Lay out the lines from the very first one through the line containing "- x-tick-label: 2024: [745, 394, 785, 414]" as a Markdown table with the columns Row and Content, skipping any blank lines.

— Begin —

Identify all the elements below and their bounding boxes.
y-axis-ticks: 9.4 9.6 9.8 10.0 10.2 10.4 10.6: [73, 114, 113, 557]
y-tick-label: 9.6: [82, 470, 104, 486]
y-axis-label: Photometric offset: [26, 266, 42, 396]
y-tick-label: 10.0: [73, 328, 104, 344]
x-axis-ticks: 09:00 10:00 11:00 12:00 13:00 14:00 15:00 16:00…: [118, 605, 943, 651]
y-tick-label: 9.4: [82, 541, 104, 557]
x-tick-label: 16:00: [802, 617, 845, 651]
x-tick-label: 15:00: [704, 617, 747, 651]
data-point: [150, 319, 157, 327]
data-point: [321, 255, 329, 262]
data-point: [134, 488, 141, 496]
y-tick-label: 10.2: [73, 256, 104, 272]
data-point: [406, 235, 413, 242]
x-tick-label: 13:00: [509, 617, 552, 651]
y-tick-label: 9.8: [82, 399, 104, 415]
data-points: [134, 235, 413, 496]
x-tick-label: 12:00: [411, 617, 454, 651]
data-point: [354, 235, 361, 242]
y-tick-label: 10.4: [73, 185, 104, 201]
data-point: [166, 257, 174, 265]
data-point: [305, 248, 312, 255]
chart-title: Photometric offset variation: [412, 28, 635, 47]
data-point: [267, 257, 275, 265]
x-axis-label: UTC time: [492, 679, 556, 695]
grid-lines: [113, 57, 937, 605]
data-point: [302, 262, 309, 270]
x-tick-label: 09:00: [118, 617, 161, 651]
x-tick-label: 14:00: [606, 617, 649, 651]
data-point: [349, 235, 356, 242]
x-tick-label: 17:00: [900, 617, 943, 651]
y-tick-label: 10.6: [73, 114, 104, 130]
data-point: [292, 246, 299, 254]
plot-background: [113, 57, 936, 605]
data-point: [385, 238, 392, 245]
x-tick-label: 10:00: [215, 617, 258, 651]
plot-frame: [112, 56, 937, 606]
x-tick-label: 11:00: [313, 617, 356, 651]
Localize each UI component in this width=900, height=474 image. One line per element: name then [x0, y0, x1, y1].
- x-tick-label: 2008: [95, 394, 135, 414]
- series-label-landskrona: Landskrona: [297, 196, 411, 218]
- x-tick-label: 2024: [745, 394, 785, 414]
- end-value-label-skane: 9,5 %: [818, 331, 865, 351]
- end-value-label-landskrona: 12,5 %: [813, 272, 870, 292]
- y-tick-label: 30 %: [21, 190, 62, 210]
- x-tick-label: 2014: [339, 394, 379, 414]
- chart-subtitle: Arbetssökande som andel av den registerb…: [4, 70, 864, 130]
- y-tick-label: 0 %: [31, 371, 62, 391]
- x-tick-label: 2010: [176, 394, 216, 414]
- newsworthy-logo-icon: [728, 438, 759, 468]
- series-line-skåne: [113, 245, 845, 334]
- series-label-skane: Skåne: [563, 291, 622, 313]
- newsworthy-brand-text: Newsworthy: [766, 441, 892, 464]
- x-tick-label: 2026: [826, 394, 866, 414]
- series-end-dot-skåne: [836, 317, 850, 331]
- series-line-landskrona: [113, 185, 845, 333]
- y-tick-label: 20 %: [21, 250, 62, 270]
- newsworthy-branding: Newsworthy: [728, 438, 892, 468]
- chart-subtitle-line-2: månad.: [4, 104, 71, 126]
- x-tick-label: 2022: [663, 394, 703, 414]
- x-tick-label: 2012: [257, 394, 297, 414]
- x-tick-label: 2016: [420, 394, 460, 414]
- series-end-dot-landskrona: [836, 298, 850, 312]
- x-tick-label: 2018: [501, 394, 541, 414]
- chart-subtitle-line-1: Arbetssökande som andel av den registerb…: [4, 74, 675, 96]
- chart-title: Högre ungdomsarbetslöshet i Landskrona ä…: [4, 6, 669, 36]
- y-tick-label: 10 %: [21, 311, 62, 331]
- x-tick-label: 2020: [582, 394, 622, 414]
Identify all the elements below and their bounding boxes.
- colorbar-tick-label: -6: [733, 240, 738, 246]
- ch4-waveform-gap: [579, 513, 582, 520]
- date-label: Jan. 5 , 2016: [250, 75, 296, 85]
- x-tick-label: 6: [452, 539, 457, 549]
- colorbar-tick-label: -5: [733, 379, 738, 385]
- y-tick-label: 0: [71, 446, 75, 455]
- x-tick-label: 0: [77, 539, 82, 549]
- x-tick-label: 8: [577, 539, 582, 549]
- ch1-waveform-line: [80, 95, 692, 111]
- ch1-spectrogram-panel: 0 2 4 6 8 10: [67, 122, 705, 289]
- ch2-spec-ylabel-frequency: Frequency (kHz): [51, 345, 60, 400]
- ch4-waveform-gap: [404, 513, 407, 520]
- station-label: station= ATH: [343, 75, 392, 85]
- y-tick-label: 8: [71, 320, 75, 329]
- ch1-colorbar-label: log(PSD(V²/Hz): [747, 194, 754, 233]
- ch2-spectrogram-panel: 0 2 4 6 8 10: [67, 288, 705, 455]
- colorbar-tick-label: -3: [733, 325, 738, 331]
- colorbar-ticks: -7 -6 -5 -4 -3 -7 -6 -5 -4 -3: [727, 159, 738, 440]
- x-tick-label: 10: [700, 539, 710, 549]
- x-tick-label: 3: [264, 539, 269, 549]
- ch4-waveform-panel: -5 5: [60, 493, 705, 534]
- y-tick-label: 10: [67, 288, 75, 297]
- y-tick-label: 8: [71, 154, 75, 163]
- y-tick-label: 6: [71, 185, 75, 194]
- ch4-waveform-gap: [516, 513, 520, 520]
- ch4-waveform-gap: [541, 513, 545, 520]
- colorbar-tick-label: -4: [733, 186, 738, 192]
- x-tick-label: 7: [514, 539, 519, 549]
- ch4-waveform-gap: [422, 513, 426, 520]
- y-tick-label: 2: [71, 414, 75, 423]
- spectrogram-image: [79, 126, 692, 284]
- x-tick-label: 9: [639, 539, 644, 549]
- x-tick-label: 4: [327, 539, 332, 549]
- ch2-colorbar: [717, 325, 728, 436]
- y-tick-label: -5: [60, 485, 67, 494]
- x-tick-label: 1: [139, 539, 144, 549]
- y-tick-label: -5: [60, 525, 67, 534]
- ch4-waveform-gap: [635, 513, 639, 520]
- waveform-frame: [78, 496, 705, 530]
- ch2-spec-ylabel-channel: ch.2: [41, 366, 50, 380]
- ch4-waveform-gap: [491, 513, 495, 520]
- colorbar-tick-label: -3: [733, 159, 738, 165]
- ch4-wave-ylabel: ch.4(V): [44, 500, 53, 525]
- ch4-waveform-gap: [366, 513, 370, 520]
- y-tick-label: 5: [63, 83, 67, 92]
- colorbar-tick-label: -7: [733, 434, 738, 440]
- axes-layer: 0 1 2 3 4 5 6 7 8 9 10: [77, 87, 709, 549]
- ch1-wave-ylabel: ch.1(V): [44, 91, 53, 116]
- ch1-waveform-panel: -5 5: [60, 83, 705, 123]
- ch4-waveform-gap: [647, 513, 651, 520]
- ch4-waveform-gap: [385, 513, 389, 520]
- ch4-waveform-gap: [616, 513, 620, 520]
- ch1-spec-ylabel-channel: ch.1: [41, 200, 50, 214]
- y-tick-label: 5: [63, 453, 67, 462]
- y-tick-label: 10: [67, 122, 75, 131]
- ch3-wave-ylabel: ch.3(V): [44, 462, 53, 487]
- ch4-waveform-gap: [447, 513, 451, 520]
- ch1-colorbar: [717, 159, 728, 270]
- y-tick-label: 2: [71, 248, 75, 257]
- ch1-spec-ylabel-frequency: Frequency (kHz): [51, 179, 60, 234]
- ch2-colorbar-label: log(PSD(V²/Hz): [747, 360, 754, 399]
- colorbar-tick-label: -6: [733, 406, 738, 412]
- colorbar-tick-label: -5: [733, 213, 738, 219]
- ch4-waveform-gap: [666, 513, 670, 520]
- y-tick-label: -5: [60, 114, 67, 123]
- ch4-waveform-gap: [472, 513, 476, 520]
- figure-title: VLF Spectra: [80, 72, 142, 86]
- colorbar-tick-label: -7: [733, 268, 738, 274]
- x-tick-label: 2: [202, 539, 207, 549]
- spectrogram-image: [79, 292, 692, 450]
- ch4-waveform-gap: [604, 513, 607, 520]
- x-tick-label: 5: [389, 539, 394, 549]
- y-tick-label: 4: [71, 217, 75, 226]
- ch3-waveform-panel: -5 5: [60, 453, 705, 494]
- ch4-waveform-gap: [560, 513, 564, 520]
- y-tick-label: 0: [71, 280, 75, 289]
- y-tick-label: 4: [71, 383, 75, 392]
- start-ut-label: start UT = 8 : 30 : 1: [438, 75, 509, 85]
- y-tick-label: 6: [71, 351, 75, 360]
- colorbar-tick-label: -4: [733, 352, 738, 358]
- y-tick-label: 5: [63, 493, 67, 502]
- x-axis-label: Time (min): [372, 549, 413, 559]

— End —

Exercise solution
| Row | Content |
|---|---|
| 1 | Identify all the elements below and their bounding boxes. |
| 2 | y-axis-ticks: 9.4 9.6 9.8 10.0 10.2 10.4 10.6: [73, 114, 113, 557] |
| 3 | y-tick-label: 9.6: [82, 470, 104, 486] |
| 4 | y-axis-label: Photometric offset: [26, 266, 42, 396] |
| 5 | y-tick-label: 10.0: [73, 328, 104, 344] |
| 6 | x-axis-ticks: 09:00 10:00 11:00 12:00 13:00 14:00 15:00 16:00…: [118, 605, 943, 651] |
| 7 | y-tick-label: 9.4: [82, 541, 104, 557] |
| 8 | x-tick-label: 16:00: [802, 617, 845, 651] |
| 9 | x-tick-label: 15:00: [704, 617, 747, 651] |
| 10 | data-point: [150, 319, 157, 327] |
| 11 | data-point: [321, 255, 329, 262] |
| 12 | data-point: [134, 488, 141, 496] |
| 13 | y-tick-label: 10.2: [73, 256, 104, 272] |
| 14 | data-point: [406, 235, 413, 242] |
| 15 | x-tick-label: 13:00: [509, 617, 552, 651] |
| 16 | y-tick-label: 9.8: [82, 399, 104, 415] |
| 17 | data-points: [134, 235, 413, 496] |
| 18 | x-tick-label: 12:00: [411, 617, 454, 651] |
| 19 | data-point: [354, 235, 361, 242] |
| 20 | y-tick-label: 10.4: [73, 185, 104, 201] |
| 21 | data-point: [166, 257, 174, 265] |
| 22 | data-point: [305, 248, 312, 255] |
| 23 | chart-title: Photometric offset variation: [412, 28, 635, 47] |
| 24 | data-point: [267, 257, 275, 265] |
| 25 | x-axis-label: UTC time: [492, 679, 556, 695] |
| 26 | grid-lines: [113, 57, 937, 605] |
| 27 | data-point: [302, 262, 309, 270] |
| 28 | x-tick-label: 09:00: [118, 617, 161, 651] |
| 29 | x-tick-label: 14:00: [606, 617, 649, 651] |
| 30 | data-point: [349, 235, 356, 242] |
| 31 | x-tick-label: 17:00: [900, 617, 943, 651] |
| 32 | y-tick-label: 10.6: [73, 114, 104, 130] |
| 33 | data-point: [292, 246, 299, 254] |
| 34 | plot-background: [113, 57, 936, 605] |
| 35 | data-point: [385, 238, 392, 245] |
| 36 | x-tick-label: 10:00: [215, 617, 258, 651] |
| 37 | plot-frame: [112, 56, 937, 606] |
| 38 | x-tick-label: 11:00: [313, 617, 356, 651] |
| 39 | Localize each UI component in this width=900, height=474 image. One line per element: name then [x0, y0, x1, y1]. |
| 40 | - x-tick-label: 2008: [95, 394, 135, 414] |
| 41 | - series-label-landskrona: Landskrona: [297, 196, 411, 218] |
| 42 | - x-tick-label: 2024: [745, 394, 785, 414] |